### Exercise objective
Each line should be copied exactly.

### Data listing

────────

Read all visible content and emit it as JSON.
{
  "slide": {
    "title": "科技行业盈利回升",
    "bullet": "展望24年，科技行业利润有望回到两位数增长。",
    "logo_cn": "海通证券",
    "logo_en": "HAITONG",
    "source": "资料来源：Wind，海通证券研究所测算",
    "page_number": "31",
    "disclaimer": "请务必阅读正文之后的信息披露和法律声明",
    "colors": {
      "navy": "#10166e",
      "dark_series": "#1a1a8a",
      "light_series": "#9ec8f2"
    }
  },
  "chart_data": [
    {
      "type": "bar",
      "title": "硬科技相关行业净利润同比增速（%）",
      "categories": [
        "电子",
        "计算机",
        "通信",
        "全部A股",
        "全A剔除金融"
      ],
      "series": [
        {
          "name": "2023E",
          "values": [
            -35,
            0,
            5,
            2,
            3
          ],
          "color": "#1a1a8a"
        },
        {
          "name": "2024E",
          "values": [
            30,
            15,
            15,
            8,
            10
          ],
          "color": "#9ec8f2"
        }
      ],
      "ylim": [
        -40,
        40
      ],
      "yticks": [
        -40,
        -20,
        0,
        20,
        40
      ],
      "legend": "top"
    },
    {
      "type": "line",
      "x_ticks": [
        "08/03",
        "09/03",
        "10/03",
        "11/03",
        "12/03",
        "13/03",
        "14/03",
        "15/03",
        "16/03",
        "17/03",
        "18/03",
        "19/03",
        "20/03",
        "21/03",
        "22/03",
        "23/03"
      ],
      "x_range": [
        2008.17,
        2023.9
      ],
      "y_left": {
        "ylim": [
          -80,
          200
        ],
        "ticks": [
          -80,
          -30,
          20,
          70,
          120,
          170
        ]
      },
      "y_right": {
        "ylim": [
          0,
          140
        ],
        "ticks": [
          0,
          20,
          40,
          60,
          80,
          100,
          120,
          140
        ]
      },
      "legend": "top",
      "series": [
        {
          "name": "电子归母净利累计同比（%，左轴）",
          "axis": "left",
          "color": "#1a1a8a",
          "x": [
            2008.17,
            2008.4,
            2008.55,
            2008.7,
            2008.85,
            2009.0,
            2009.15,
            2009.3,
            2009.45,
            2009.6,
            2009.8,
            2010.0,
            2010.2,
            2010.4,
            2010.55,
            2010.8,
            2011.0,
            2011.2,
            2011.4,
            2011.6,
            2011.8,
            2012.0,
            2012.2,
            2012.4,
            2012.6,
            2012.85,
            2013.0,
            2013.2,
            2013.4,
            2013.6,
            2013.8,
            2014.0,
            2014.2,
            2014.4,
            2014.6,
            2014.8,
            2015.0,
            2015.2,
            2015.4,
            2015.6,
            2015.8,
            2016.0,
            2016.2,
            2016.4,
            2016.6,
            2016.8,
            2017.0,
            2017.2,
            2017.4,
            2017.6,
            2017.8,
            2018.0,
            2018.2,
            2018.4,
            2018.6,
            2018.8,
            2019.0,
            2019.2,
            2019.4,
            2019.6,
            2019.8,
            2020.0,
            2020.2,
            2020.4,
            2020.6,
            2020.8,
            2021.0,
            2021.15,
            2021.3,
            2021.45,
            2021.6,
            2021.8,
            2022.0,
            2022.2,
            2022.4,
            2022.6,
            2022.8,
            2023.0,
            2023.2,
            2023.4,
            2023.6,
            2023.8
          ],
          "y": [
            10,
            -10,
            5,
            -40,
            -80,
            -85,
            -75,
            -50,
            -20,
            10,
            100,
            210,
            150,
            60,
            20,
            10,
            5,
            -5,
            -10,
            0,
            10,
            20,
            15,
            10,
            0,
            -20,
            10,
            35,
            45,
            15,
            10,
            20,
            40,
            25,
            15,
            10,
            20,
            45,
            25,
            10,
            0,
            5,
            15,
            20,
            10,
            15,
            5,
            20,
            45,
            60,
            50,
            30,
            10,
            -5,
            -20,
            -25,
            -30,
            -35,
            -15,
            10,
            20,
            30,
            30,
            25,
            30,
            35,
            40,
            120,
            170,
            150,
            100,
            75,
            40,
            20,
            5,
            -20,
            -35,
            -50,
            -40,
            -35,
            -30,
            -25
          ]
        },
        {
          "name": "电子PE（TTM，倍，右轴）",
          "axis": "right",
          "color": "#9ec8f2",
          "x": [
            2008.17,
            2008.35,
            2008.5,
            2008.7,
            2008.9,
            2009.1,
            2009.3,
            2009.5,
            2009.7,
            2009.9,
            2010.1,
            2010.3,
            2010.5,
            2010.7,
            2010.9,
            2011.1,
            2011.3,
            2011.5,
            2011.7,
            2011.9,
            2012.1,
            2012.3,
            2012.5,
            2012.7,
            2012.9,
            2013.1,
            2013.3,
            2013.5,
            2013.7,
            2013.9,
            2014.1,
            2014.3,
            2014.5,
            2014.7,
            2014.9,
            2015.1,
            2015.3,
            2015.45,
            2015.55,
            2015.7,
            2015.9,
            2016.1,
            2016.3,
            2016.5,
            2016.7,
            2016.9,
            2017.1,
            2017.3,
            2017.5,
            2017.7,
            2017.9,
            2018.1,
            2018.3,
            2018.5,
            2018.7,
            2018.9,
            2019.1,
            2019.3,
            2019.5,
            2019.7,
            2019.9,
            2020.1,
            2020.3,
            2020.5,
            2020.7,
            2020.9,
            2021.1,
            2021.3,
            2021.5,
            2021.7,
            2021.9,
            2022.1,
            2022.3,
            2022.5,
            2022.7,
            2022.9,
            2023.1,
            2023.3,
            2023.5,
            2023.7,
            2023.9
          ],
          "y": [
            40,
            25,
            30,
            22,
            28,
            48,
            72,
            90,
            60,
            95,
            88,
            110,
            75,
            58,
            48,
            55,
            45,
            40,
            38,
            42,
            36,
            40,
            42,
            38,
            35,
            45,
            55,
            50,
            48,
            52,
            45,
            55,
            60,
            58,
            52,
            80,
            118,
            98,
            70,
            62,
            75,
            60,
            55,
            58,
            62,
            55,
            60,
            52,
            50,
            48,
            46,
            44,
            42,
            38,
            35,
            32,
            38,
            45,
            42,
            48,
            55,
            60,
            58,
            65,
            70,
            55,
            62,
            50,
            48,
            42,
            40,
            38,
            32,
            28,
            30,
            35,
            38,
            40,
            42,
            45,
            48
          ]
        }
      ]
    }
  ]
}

────────

### Complete output
Read all visible content and emit it as JSON.
{
  "slide": {
    "title": "科技行业盈利回升",
    "bullet": "展望24年，科技行业利润有望回到两位数增长。",
    "logo_cn": "海通证券",
    "logo_en": "HAITONG",
    "source": "资料来源：Wind，海通证券研究所测算",
    "page_number": "31",
    "disclaimer": "请务必阅读正文之后的信息披露和法律声明",
    "colors": {
      "navy": "#10166e",
      "dark_series": "#1a1a8a",
      "light_series": "#9ec8f2"
    }
  },
  "chart_data": [
    {
      "type": "bar",
      "title": "硬科技相关行业净利润同比增速（%）",
      "categories": [
        "电子",
        "计算机",
        "通信",
        "全部A股",
        "全A剔除金融"
      ],
      "series": [
        {
          "name": "2023E",
          "values": [
            -35,
            0,
            5,
            2,
            3
          ],
          "color": "#1a1a8a"
        },
        {
          "name": "2024E",
          "values": [
            30,
            15,
            15,
            8,
            10
          ],
          "color": "#9ec8f2"
        }
      ],
      "ylim": [
        -40,
        40
      ],
      "yticks": [
        -40,
        -20,
        0,
        20,
        40
      ],
      "legend": "top"
    },
    {
      "type": "line",
      "x_ticks": [
        "08/03",
        "09/03",
        "10/03",
        "11/03",
        "12/03",
        "13/03",
        "14/03",
        "15/03",
        "16/03",
        "17/03",
        "18/03",
        "19/03",
        "20/03",
        "21/03",
        "22/03",
        "23/03"
      ],
      "x_range": [
        2008.17,
        2023.9
      ],
      "y_left": {
        "ylim": [
          -80,
          200
        ],
        "ticks": [
          -80,
          -30,
          20,
          70,
          120,
          170
        ]
      },
      "y_right": {
        "ylim": [
          0,
          140
        ],
        "ticks": [
          0,
          20,
          40,
          60,
          80,
          100,
          120,
          140
        ]
      },
      "legend": "top",
      "series": [
        {
          "name": "电子归母净利累计同比（%，左轴）",
          "axis": "left",
          "color": "#1a1a8a",
          "x": [
            2008.17,
            2008.4,
            2008.55,
            2008.7,
            2008.85,
            2009.0,
            2009.15,
            2009.3,
            2009.45,
            2009.6,
            2009.8,
            2010.0,
            2010.2,
            2010.4,
            2010.55,
            2010.8,
            2011.0,
            2011.2,
            2011.4,
            2011.6,
            2011.8,
            2012.0,
            2012.2,
            2012.4,
            2012.6,
            2012.85,
            2013.0,
            2013.2,
            2013.4,
            2013.6,
            2013.8,
            2014.0,
            2014.2,
            2014.4,
            2014.6,
            2014.8,
            2015.0,
            2015.2,
            2015.4,
            2015.6,
            2015.8,
            2016.0,
            2016.2,
            2016.4,
            2016.6,
            2016.8,
            2017.0,
            2017.2,
            2017.4,
            2017.6,
            2017.8,
            2018.0,
            2018.2,
            2018.4,
            2018.6,
            2018.8,
            2019.0,
            2019.2,
            2019.4,
            2019.6,
            2019.8,
            2020.0,
            2020.2,
            2020.4,
            2020.6,
            2020.8,
            2021.0,
            2021.15,
            2021.3,
            2021.45,
            2021.6,
            2021.8,
            2022.0,
            2022.2,
            2022.4,
            2022.6,
            2022.8,
            2023.0,
            2023.2,
            2023.4,
            2023.6,
            2023.8
          ],
          "y": [
            10,
            -10,
            5,
            -40,
            -80,
            -85,
            -75,
            -50,
            -20,
            10,
            100,
            210,
            150,
            60,
            20,
            10,
            5,
            -5,
            -10,
            0,
            10,
            20,
            15,
            10,
            0,
            -20,
            10,
            35,
            45,
            15,
            10,
            20,
            40,
            25,
            15,
            10,
            20,
            45,
            25,
            10,
            0,
            5,
            15,
            20,
            10,
            15,
            5,
            20,
            45,
            60,
            50,
            30,
            10,
            -5,
            -20,
            -25,
            -30,
            -35,
            -15,
            10,
            20,
            30,
            30,
            25,
            30,
            35,
            40,
            120,
            170,
            150,
            100,
            75,
            40,
            20,
            5,
            -20,
            -35,
            -50,
            -40,
            -35,
            -30,
            -25
          ]
        },
        {
          "name": "电子PE（TTM，倍，右轴）",
          "axis": "right",
          "color": "#9ec8f2",
          "x": [
            2008.17,
            2008.35,
            2008.5,
            2008.7,
            2008.9,
            2009.1,
            2009.3,
            2009.5,
            2009.7,
            2009.9,
            2010.1,
            2010.3,
            2010.5,
            2010.7,
            2010.9,
            2011.1,
            2011.3,
            2011.5,
            2011.7,
            2011.9,
            2012.1,
            2012.3,
            2012.5,
            2012.7,
            2012.9,
            2013.1,
            2013.3,
            2013.5,
            2013.7,
            2013.9,
            2014.1,
            2014.3,
            2014.5,
            2014.7,
            2014.9,
            2015.1,
            2015.3,
            2015.45,
            2015.55,
            2015.7,
            2015.9,
            2016.1,
            2016.3,
            2016.5,
            2016.7,
            2016.9,
            2017.1,
            2017.3,
            2017.5,
            2017.7,
            2017.9,
            2018.1,
            2018.3,
            2018.5,
            2018.7,
            2018.9,
            2019.1,
            2019.3,
            2019.5,
            2019.7,
            2019.9,
            2020.1,
            2020.3,
            2020.5,
            2020.7,
            2020.9,
            2021.1,
            2021.3,
            2021.5,
            2021.7,
            2021.9,
            2022.1,
            2022.3,
            2022.5,
            2022.7,
            2022.9,
            2023.1,
            2023.3,
            2023.5,
            2023.7,
            2023.9
          ],
          "y": [
            40,
            25,
            30,
            22,
            28,
            48,
            72,
            90,
            60,
            95,
            88,
            110,
            75,
            58,
            48,
            55,
            45,
            40,
            38,
            42,
            36,
            40,
            42,
            38,
            35,
            45,
            55,
            50,
            48,
            52,
            45,
            55,
            60,
            58,
            52,
            80,
            118,
            98,
            70,
            62,
            75,
            60,
            55,
            58,
            62,
            55,
            60,
            52,
            50,
            48,
            46,
            44,
            42,
            38,
            35,
            32,
            38,
            45,
            42,
            48,
            55,
            60,
            58,
            65,
            70,
            55,
            62,
            50,
            48,
            42,
            40,
            38,
            32,
            28,
            30,
            35,
            38,
            40,
            42,
            45,
            48
          ]
        }
      ]
    }
  ]
}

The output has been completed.